▶ _WHAT THE EXERCISE ASKS_: Show all lines from the listing below that contain "votes".

>> start DATA SUPPLIED

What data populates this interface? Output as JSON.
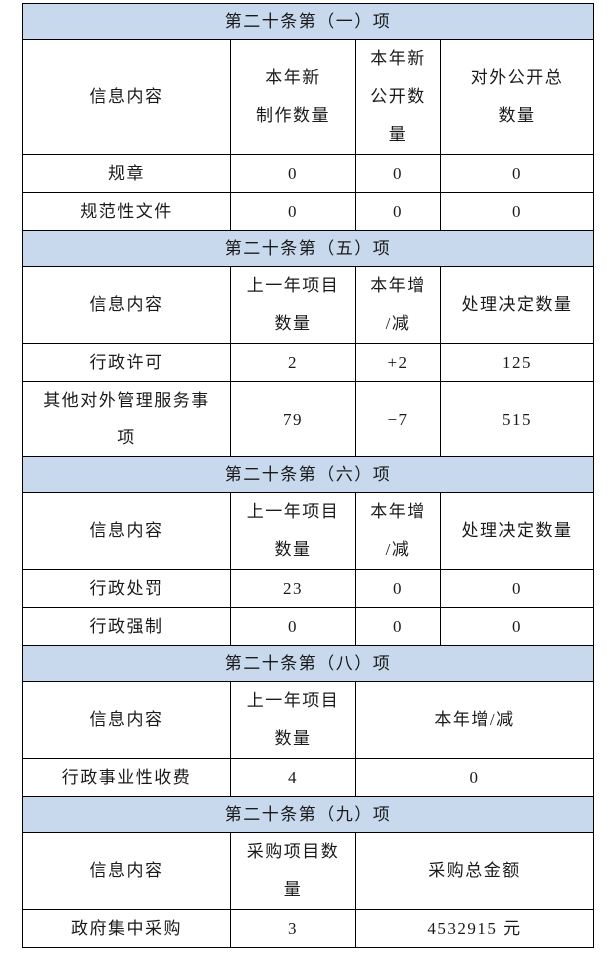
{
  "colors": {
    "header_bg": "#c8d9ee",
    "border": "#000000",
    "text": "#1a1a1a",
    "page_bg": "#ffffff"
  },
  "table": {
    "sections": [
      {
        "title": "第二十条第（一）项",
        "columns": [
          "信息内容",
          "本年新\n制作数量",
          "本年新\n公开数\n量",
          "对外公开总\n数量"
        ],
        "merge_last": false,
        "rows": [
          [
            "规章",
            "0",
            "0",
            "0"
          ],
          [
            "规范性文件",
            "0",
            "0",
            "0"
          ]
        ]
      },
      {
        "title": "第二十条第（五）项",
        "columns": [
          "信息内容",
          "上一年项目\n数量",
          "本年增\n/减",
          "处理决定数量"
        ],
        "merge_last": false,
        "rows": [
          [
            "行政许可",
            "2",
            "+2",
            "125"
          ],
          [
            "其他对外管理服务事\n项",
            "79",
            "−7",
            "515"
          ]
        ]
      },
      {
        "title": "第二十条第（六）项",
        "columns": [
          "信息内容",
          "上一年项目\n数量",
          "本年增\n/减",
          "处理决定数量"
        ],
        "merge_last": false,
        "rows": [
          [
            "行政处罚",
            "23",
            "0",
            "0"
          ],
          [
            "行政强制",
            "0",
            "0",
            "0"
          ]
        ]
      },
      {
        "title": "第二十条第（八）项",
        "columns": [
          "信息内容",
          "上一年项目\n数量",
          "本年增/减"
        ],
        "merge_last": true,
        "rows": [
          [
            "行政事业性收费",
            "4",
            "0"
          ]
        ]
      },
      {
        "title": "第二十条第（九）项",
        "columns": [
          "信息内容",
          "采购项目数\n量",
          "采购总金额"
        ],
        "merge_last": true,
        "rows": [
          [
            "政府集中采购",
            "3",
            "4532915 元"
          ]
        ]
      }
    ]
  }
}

>> end DATA SUPPLIED
>> start DATA SUPPLIED

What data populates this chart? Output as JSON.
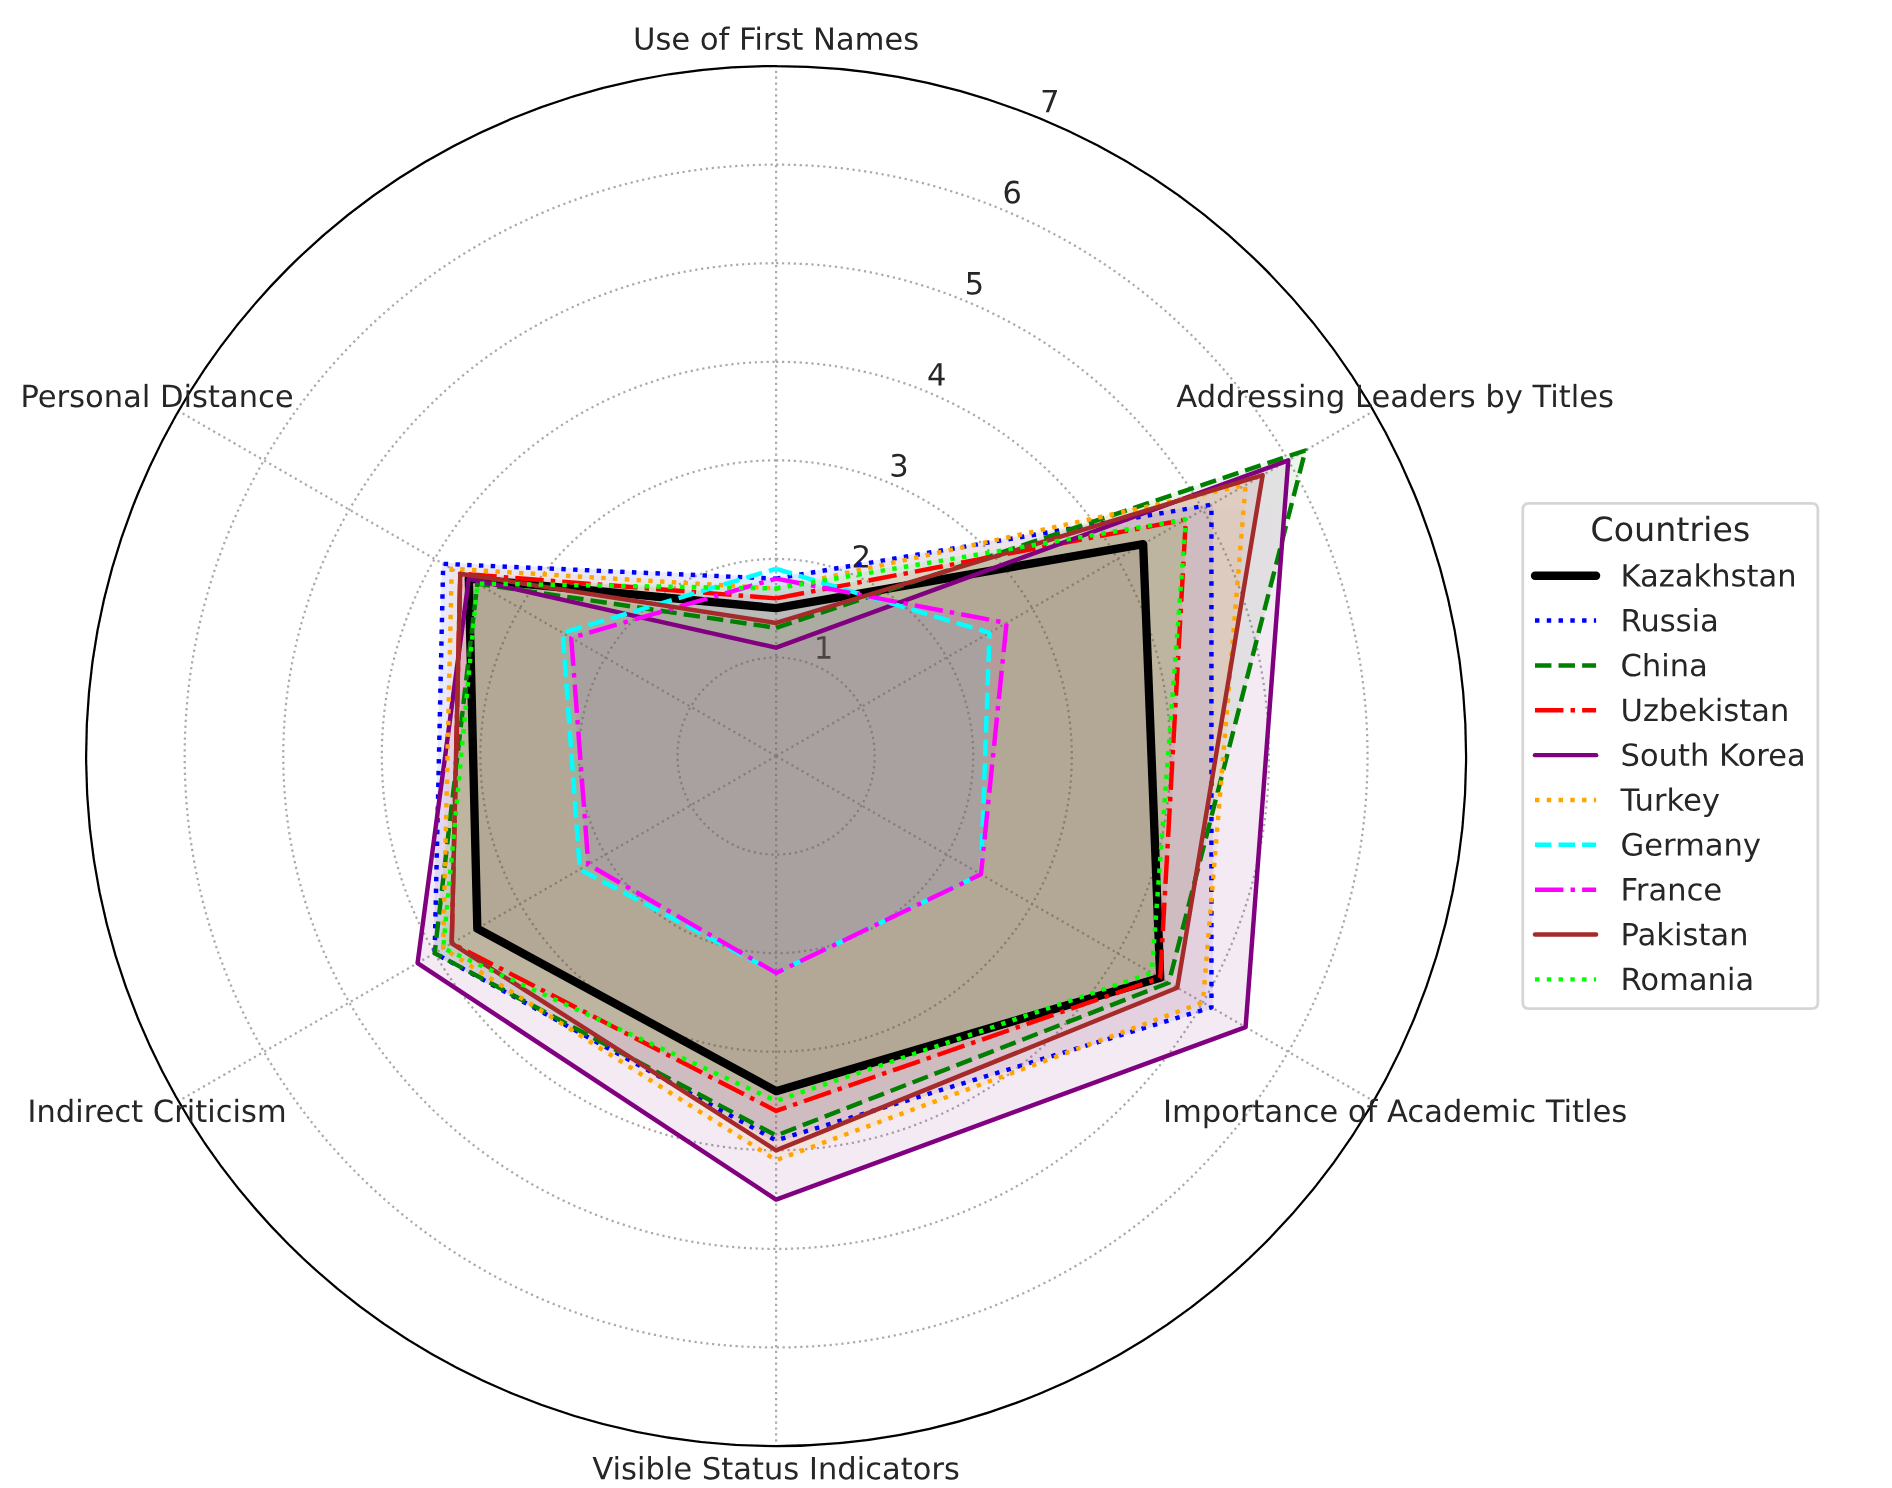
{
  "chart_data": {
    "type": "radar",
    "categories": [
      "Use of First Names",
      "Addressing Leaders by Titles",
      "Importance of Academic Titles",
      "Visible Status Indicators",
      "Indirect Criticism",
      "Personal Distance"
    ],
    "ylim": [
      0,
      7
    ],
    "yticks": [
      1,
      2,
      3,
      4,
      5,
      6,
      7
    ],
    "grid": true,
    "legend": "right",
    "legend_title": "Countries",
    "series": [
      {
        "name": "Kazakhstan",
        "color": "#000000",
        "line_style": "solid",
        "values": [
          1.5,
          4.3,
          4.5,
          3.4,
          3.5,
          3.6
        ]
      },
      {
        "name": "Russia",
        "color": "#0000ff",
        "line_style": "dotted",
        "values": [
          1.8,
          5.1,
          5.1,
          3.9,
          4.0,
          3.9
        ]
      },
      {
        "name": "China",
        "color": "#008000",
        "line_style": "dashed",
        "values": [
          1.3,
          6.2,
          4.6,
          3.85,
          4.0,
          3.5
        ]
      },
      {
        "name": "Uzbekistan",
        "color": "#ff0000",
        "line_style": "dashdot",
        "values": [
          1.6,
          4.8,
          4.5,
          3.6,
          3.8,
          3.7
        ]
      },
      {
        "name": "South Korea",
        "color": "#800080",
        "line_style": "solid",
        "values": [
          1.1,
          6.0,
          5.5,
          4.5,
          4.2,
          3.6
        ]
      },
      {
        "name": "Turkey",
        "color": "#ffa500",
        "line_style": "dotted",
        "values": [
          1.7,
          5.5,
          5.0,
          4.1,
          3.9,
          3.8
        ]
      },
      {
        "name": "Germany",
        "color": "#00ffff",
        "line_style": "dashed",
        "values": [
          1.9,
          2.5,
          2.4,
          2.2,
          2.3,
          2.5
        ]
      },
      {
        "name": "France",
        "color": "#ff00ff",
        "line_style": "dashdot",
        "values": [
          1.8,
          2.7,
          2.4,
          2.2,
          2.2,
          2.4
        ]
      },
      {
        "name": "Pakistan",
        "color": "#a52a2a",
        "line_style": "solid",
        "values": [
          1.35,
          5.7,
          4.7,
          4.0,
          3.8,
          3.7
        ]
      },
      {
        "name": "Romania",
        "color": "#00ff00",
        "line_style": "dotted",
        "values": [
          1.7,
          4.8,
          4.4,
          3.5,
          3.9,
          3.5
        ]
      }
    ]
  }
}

>> end DATA SUPPLIED
>> start DATA SUPPLIED

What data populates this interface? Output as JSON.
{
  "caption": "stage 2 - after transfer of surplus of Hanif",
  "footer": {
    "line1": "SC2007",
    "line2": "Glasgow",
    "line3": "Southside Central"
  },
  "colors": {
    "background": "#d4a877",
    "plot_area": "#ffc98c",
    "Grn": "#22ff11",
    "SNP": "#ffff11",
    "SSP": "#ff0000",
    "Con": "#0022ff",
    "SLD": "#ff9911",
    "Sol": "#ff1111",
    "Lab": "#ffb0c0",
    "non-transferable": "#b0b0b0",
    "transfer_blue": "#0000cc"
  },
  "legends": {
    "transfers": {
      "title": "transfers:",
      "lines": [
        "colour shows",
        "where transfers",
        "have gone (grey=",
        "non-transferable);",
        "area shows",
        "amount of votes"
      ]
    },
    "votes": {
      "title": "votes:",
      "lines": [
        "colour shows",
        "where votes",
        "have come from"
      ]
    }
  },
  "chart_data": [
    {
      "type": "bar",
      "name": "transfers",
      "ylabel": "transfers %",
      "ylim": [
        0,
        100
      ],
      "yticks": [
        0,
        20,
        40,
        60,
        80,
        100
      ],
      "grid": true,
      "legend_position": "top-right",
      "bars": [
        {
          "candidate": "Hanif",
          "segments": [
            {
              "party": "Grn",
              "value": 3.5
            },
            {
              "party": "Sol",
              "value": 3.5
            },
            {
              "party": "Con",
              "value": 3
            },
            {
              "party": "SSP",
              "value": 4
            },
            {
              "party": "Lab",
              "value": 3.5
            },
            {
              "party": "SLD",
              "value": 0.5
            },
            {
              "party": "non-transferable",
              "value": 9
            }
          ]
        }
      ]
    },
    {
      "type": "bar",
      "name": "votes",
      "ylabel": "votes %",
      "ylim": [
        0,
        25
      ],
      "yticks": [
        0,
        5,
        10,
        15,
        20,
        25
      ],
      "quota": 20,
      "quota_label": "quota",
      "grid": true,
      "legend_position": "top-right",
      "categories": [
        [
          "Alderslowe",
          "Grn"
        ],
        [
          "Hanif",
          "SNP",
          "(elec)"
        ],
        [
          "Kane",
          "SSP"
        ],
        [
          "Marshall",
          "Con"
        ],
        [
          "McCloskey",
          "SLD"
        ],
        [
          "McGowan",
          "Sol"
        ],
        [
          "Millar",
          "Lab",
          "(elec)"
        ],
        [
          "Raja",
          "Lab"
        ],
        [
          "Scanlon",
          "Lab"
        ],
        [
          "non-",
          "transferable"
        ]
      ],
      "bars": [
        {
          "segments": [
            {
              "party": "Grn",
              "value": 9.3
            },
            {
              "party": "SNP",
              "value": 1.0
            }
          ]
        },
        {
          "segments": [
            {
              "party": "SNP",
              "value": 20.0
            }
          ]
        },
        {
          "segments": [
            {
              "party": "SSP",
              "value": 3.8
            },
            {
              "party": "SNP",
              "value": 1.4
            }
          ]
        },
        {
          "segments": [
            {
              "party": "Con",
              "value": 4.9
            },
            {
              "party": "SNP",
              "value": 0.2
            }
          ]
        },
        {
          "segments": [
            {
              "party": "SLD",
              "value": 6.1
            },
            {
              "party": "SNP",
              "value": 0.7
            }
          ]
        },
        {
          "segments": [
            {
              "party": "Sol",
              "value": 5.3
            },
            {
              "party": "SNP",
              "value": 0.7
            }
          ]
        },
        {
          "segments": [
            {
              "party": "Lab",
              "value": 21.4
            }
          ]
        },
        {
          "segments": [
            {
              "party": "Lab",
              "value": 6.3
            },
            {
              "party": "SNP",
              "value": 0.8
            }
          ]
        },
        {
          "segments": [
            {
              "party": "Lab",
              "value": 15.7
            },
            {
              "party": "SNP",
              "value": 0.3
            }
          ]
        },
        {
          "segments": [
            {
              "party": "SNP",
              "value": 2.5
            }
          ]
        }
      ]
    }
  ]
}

>> end DATA SUPPLIED

▶ _ANSWER TO THIS EXERCISE_:
        "amount of votes"
    "votes": {
      "title": "votes:",
        "where votes",
      "name": "votes",
      "ylabel": "votes %",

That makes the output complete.